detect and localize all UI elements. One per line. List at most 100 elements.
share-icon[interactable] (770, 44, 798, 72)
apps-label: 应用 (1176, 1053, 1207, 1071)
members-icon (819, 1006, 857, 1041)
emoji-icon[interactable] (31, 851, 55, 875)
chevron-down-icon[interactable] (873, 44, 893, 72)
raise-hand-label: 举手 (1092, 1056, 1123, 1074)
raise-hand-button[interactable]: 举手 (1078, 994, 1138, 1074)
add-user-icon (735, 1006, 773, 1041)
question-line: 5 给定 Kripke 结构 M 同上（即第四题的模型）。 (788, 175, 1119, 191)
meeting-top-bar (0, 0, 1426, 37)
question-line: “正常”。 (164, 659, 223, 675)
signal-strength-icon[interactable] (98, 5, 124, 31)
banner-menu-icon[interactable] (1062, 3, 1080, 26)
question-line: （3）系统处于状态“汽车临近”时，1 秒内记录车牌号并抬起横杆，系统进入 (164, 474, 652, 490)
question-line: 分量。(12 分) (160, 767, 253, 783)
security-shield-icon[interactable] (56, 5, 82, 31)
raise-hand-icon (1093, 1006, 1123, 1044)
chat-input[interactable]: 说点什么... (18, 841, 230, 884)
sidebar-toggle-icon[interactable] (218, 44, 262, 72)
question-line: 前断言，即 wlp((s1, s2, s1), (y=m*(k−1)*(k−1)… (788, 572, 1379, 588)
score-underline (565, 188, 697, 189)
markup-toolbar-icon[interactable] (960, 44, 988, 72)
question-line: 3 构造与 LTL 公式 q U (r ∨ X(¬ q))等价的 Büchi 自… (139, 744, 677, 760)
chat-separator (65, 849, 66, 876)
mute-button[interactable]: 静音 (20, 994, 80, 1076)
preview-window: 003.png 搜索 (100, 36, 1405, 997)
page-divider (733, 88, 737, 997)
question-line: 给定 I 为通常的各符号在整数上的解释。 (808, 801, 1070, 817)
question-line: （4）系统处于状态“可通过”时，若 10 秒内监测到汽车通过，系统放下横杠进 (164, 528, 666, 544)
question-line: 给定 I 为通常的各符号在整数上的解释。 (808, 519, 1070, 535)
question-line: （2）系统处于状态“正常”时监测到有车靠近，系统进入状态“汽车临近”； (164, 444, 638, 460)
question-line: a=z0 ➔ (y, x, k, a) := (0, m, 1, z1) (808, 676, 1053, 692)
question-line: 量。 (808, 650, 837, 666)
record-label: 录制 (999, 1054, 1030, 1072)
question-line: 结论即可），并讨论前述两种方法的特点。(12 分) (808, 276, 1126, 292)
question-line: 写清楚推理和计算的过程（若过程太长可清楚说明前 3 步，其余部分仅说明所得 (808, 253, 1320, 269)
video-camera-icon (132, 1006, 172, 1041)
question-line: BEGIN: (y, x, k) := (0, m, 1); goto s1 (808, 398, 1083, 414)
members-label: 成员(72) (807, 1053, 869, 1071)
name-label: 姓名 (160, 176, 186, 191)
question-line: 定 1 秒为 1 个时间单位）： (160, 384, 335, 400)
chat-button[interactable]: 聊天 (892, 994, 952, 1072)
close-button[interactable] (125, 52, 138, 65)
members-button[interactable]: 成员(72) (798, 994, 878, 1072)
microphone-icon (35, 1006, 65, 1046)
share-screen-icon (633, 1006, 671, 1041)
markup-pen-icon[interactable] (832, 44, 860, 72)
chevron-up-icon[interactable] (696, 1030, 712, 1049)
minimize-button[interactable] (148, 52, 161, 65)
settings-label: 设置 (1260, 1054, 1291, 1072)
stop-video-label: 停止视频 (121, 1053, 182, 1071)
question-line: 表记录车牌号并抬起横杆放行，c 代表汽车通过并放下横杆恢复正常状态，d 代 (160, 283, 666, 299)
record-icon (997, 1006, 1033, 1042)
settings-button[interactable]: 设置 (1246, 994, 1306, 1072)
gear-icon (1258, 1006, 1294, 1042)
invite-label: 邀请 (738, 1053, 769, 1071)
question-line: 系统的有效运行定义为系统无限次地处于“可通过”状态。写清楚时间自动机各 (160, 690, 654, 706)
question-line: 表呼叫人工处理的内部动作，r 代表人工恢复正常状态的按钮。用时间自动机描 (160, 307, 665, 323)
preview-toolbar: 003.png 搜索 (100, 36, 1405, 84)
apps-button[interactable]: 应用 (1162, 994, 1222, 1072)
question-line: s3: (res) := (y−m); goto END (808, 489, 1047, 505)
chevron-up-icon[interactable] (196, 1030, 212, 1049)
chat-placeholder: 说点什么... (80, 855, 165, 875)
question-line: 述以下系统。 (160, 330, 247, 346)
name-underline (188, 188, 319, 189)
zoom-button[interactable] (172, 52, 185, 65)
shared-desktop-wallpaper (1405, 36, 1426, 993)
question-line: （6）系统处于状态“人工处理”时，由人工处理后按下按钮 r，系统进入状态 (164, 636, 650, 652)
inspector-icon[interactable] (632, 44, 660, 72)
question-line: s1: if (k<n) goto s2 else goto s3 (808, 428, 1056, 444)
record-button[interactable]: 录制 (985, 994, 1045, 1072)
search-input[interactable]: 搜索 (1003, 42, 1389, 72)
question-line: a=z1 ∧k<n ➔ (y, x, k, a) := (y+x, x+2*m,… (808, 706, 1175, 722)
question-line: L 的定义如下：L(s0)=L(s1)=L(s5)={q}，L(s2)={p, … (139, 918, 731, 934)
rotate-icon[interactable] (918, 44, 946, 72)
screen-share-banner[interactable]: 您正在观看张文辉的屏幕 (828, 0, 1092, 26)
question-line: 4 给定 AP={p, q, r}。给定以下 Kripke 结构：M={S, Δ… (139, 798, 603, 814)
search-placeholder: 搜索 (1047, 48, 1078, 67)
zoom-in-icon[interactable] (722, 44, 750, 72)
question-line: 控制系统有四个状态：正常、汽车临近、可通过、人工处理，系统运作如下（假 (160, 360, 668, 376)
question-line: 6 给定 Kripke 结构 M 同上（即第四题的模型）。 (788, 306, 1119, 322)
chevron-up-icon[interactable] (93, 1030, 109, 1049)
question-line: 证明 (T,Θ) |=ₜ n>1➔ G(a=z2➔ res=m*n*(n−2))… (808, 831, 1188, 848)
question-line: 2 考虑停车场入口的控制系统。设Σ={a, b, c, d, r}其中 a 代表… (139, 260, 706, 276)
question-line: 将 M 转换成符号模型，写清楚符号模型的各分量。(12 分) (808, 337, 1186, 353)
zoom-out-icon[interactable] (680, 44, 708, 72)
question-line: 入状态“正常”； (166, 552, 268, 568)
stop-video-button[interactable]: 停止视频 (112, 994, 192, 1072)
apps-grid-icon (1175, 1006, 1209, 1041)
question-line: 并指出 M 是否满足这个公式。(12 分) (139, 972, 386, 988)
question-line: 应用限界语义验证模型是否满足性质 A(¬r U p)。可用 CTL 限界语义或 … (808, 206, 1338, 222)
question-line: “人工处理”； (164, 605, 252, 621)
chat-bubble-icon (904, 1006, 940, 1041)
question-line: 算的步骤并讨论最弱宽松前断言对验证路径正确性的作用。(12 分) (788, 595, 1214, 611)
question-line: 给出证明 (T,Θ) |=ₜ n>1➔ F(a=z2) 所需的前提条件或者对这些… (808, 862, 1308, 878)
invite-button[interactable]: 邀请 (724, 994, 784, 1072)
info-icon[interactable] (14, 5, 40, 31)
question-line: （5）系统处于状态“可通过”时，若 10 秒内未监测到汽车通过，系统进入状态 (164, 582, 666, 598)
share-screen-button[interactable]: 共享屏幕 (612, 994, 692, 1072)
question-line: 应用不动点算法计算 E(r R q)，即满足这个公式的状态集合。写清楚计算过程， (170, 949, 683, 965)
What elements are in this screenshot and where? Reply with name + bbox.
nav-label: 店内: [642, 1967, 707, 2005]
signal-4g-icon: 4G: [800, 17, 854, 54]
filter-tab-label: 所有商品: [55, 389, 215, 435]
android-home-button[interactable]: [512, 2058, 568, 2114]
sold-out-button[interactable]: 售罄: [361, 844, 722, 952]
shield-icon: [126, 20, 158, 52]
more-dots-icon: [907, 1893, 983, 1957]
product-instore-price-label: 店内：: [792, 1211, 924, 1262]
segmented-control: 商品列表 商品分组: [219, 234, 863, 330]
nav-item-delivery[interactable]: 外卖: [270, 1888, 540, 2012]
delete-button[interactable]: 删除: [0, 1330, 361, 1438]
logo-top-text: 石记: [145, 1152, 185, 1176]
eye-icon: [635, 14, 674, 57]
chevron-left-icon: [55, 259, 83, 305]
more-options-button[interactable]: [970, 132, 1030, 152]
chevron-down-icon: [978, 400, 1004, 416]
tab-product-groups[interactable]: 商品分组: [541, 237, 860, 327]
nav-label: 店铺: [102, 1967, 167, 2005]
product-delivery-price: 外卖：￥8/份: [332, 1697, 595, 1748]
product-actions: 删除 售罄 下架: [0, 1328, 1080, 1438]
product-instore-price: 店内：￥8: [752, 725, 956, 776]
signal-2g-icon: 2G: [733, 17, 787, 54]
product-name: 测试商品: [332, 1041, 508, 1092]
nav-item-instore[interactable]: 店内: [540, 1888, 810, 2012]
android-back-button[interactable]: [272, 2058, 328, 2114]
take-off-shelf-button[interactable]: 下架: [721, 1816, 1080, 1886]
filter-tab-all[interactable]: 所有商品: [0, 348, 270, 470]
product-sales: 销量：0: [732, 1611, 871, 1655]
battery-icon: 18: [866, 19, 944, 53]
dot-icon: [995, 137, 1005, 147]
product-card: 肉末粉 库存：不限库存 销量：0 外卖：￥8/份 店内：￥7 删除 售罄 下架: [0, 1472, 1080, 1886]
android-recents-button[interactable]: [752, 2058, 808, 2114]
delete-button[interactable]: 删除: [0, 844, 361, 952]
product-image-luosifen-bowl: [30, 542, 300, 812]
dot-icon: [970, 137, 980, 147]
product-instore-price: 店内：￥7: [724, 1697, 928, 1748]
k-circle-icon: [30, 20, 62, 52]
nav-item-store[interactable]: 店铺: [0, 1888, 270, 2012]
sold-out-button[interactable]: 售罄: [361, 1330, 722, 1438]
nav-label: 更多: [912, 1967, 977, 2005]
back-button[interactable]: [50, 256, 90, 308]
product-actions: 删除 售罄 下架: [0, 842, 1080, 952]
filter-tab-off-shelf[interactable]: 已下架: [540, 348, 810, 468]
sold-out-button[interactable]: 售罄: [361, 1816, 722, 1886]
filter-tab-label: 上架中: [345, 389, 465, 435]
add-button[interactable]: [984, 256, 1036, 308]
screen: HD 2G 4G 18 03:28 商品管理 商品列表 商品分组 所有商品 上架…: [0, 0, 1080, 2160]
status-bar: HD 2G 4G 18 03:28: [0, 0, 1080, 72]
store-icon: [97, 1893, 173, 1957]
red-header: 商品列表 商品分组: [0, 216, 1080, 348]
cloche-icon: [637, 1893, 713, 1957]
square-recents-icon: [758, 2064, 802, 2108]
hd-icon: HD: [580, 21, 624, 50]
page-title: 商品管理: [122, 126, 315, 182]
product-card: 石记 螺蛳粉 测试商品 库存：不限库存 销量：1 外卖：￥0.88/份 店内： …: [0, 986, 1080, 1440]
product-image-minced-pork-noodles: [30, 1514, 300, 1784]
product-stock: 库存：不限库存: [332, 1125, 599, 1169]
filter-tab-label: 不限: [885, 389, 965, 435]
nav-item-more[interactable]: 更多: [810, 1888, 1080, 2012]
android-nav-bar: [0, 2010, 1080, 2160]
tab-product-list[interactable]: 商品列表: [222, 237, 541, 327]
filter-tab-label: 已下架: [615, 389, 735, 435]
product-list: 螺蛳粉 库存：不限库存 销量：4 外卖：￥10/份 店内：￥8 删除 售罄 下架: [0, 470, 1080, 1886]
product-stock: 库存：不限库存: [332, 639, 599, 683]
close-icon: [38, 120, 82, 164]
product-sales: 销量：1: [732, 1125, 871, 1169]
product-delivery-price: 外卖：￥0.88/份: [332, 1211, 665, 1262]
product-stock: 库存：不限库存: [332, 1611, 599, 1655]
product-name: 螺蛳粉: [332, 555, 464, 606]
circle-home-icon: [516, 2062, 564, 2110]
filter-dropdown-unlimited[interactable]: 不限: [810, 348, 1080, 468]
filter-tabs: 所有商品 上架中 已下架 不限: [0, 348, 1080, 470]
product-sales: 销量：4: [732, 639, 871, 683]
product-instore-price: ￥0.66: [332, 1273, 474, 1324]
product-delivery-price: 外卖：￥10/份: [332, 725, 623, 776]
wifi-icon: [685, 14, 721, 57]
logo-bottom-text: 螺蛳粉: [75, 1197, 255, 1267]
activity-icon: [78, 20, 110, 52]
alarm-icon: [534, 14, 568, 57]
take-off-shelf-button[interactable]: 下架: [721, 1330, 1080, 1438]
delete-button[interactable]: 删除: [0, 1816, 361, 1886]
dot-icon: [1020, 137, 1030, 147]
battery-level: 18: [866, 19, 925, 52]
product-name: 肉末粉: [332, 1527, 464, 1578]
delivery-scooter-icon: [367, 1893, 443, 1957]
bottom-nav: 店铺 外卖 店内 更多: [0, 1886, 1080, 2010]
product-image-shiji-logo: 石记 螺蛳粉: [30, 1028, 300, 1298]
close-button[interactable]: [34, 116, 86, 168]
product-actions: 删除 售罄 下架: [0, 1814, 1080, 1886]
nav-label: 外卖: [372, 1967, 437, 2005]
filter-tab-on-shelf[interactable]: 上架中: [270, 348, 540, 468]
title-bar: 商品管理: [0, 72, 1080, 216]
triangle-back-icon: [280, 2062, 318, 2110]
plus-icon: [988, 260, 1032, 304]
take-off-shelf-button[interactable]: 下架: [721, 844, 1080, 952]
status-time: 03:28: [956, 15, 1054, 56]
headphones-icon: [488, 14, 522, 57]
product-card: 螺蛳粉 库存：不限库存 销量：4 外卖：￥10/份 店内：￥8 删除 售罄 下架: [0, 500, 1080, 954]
****************
# DIRECTIVE:
Copy the records from the first line through the line containing "474, 652, 490)", keeping each line unchanged and including both of those lines.

# COMPLETE RESPONSE:
detect and localize all UI elements. One per line. List at most 100 elements.
share-icon[interactable] (770, 44, 798, 72)
apps-label: 应用 (1176, 1053, 1207, 1071)
members-icon (819, 1006, 857, 1041)
emoji-icon[interactable] (31, 851, 55, 875)
chevron-down-icon[interactable] (873, 44, 893, 72)
raise-hand-label: 举手 (1092, 1056, 1123, 1074)
raise-hand-button[interactable]: 举手 (1078, 994, 1138, 1074)
add-user-icon (735, 1006, 773, 1041)
question-line: 5 给定 Kripke 结构 M 同上（即第四题的模型）。 (788, 175, 1119, 191)
meeting-top-bar (0, 0, 1426, 37)
question-line: “正常”。 (164, 659, 223, 675)
signal-strength-icon[interactable] (98, 5, 124, 31)
banner-menu-icon[interactable] (1062, 3, 1080, 26)
question-line: （3）系统处于状态“汽车临近”时，1 秒内记录车牌号并抬起横杆，系统进入 (164, 474, 652, 490)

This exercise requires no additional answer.